Your objective:
Copy out every record below, word for word.

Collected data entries
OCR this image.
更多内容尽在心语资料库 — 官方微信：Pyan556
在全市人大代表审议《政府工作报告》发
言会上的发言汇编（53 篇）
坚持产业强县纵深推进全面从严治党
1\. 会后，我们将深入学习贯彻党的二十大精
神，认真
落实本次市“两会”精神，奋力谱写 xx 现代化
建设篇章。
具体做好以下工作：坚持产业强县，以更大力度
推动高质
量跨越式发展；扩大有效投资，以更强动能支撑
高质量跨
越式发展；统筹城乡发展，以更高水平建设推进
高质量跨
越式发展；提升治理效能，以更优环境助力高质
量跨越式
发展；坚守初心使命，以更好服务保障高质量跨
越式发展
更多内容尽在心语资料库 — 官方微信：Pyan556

Correct answer:
OCR this image.
更多内容尽在心语资料库 — 官方微信：Pyan556
在全市人大代表审议《政府工作报告》发
言会上的发言汇编（53 篇）
坚持产业强县纵深推进全面从严治党
1\. 会后，我们将深入学习贯彻党的二十大精
神，认真
落实本次市“两会”精神，奋力谱写 xx 现代化
建设篇章。
具体做好以下工作：坚持产业强县，以更大力度
推动高质
量跨越式发展；扩大有效投资，以更强动能支撑
高质量跨
越式发展；统筹城乡发展，以更高水平建设推进
高质量跨
越式发展；提升治理效能，以更优环境助力高质
量跨越式
发展；坚守初心使命，以更好服务保障高质量跨
越式发展
更多内容尽在心语资料库 — 官方微信：Pyan556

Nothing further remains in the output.